- _Goal of the exercise_:
Please answer from the Equestrian Park post below: how much do Salt Lake County taxpayers subsidize the Equestrian Center each year?

Is the Equestrian Park a good use of taxpayer dollars?

We have switched to a new blog format and you can find the most recent post about the Equestrian Park here.

What should be the future of the Salt Lake County Equestrian Park? The taxpayers of Salt Lake County subsidize the Equestrian Center in South Jordan $900,000 per year. Is that the highest and best use of this area and our taxpayer dollars? During the budget session last December I asked that our Community Services Department, which oversees the Equestrian Park, to prepare cost alternatives for the Equestrian Center.

The Equestrian Center has been steadily losing more and more money every year. The County realized a few years ago that something needed to change since taxpayers’ operating subsidy was increasing, so it awarded a contract to the very capable SMG management company. SMG currently operates the Salt Palace, South Towne Expo Center, and several equestrian centers around the country. Even after almost two years under SMG’s management, the park is still on pace to lose millions more.

There are significant issues with the park that are beyond SMG’s control. There is a serious concern with deferred maintenance. Over the next five years infrastructure investments from $3.5 to $4.5 million will be needed, including new stalls. As if the millions in deferred maintenance isn’t enough, millions more are needed for the construction of a new building on site to make the park a more attractive place to hold events.

- _Extracted material_:
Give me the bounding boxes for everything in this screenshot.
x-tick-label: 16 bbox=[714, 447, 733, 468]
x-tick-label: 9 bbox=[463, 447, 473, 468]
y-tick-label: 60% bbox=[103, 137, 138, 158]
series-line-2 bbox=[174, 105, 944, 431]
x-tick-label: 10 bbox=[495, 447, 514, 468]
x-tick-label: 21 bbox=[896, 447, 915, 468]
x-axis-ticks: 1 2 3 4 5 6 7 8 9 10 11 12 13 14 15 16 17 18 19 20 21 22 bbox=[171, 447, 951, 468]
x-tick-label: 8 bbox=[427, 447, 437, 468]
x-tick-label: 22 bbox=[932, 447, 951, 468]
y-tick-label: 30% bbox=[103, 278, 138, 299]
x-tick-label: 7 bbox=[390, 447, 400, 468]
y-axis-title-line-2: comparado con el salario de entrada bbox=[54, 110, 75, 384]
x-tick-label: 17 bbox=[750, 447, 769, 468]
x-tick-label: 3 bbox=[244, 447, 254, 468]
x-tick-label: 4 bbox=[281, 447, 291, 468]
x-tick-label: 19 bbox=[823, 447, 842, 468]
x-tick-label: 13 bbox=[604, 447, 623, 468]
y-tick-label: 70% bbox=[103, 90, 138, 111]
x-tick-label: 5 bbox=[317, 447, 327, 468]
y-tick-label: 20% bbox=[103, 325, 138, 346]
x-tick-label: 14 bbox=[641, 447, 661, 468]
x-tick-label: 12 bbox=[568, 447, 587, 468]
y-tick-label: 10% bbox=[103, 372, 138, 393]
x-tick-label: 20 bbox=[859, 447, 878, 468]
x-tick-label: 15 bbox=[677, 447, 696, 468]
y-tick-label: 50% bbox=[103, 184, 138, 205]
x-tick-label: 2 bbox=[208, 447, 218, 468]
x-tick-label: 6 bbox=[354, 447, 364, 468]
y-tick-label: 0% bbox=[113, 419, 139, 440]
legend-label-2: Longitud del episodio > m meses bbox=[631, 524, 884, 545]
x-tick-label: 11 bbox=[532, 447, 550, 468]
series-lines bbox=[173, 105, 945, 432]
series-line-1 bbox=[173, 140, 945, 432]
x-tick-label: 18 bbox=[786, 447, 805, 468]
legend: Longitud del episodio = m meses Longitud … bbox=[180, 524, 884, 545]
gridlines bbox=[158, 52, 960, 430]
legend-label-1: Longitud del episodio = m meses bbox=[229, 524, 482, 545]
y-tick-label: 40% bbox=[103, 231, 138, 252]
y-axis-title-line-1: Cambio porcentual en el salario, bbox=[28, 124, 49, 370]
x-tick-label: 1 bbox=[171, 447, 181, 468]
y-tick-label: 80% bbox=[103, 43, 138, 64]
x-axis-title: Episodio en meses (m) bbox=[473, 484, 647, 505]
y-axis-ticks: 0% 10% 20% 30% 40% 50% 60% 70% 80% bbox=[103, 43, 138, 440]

--

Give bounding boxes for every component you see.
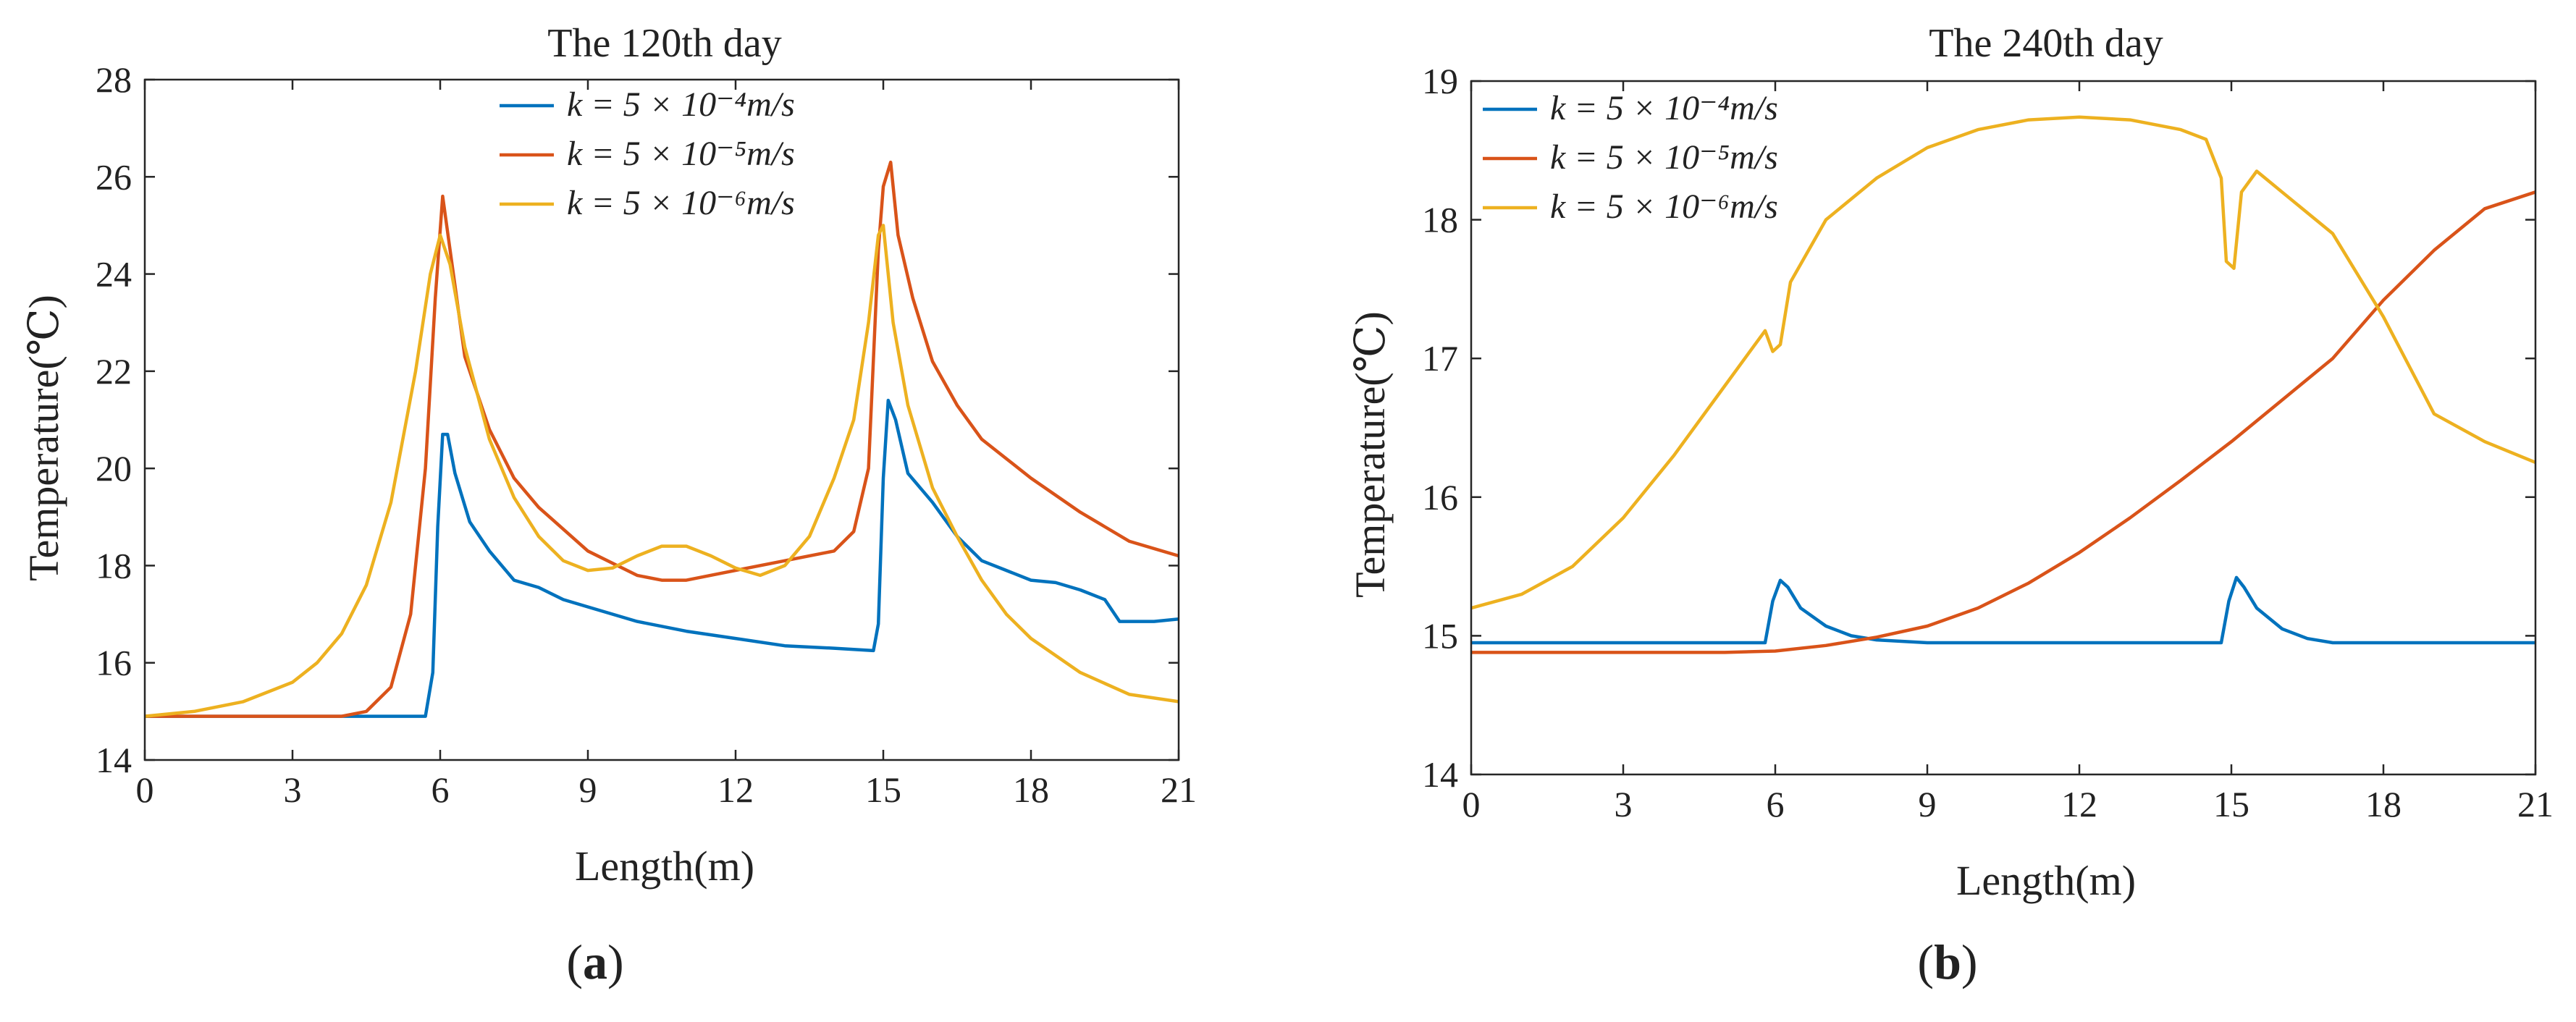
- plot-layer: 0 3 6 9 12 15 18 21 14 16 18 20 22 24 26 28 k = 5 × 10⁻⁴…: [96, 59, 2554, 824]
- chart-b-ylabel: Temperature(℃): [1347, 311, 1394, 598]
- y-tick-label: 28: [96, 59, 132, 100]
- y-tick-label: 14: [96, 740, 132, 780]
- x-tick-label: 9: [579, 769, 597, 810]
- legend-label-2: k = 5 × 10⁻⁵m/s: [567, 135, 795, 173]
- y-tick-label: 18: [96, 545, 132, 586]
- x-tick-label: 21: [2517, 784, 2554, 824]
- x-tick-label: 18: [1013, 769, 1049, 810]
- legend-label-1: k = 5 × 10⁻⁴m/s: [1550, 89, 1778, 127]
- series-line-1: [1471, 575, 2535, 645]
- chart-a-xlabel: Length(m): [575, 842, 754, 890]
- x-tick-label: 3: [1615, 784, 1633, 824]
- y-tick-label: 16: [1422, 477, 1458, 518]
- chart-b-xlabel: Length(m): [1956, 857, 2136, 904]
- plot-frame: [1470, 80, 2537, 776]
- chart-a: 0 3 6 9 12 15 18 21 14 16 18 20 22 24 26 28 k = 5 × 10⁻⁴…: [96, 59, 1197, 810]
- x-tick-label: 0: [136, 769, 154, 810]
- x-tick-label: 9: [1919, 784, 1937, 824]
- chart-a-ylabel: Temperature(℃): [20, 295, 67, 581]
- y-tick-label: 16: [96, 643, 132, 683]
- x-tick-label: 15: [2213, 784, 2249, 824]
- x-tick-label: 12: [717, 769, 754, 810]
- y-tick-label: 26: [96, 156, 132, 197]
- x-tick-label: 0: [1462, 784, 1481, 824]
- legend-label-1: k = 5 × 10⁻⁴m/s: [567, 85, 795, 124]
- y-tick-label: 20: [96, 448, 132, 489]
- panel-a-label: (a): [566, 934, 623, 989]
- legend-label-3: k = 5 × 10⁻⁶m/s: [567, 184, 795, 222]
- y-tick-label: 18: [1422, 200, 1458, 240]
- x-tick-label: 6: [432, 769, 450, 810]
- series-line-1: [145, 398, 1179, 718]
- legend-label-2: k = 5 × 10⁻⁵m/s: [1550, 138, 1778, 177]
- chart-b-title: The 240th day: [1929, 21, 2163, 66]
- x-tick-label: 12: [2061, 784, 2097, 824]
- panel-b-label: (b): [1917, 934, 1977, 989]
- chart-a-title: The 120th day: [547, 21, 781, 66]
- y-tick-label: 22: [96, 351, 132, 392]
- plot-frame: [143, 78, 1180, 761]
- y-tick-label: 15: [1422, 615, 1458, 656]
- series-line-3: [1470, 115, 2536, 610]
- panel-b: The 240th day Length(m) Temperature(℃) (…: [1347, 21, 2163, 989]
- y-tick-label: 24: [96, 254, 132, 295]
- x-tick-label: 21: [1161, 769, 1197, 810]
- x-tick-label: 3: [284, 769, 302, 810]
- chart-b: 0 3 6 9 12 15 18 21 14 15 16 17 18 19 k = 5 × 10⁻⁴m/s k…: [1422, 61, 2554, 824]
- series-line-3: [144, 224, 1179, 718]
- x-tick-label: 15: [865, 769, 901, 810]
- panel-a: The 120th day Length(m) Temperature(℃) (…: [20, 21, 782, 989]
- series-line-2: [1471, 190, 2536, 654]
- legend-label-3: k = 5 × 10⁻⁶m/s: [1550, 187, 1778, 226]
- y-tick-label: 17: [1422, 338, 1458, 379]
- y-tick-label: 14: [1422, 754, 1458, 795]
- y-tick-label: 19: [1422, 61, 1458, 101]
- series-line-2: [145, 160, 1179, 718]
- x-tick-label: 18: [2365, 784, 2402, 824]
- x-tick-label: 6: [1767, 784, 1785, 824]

* * *

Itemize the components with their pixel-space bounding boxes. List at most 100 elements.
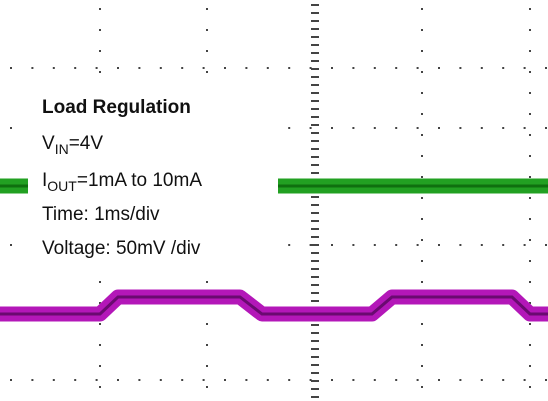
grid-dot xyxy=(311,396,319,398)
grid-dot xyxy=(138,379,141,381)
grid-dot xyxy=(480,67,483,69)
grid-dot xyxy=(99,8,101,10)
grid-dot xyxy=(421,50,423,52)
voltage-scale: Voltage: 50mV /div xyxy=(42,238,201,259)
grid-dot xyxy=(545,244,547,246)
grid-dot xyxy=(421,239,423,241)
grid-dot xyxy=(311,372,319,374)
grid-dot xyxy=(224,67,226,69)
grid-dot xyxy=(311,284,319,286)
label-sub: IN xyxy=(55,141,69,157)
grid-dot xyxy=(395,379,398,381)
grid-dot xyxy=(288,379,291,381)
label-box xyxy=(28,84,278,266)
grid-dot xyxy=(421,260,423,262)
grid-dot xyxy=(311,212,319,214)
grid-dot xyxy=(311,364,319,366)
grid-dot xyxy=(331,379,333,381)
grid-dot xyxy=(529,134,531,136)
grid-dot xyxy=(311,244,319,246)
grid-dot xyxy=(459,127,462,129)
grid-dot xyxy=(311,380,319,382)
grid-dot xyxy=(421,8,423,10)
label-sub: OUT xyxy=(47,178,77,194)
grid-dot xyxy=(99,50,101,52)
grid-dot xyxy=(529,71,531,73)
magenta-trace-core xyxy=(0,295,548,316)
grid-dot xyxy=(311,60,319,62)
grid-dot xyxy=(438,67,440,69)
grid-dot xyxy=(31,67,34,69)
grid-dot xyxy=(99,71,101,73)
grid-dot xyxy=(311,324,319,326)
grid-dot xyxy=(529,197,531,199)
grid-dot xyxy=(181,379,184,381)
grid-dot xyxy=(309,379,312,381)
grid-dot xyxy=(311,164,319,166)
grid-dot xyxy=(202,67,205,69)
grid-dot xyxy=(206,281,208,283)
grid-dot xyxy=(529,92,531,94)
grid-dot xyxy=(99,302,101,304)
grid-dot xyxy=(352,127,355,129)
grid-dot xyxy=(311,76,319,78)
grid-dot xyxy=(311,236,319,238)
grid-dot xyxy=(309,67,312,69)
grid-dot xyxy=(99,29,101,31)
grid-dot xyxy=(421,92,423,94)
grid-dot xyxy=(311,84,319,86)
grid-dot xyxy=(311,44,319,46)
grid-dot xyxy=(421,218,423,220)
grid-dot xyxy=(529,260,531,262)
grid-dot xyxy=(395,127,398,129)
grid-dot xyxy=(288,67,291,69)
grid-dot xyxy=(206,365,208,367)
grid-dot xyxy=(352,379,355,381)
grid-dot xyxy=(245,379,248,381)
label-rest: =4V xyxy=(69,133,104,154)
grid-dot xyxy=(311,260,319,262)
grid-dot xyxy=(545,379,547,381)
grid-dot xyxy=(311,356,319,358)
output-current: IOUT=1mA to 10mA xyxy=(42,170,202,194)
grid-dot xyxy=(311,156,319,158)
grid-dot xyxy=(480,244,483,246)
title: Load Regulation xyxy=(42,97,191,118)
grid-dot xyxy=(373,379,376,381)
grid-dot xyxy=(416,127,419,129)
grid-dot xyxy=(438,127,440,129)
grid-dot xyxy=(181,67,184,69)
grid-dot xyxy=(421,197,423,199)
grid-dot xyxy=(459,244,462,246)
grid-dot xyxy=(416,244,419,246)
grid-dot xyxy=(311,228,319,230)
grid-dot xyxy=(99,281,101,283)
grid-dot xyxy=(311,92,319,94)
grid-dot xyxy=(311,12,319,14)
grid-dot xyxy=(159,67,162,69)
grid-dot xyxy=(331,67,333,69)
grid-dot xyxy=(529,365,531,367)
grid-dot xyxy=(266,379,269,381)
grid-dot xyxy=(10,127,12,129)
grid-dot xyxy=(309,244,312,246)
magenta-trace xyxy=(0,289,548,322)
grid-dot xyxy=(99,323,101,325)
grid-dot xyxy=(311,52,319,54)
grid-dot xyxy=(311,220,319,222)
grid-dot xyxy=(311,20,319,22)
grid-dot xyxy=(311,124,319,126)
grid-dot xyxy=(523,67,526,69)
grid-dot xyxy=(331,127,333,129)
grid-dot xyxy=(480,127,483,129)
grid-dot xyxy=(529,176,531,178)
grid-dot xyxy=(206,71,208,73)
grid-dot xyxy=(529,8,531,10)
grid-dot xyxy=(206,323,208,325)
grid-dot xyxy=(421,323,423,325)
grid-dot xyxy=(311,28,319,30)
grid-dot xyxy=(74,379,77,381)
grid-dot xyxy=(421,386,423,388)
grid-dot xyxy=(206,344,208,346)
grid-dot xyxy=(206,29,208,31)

- _Solution to this task_:
$900,000 per year.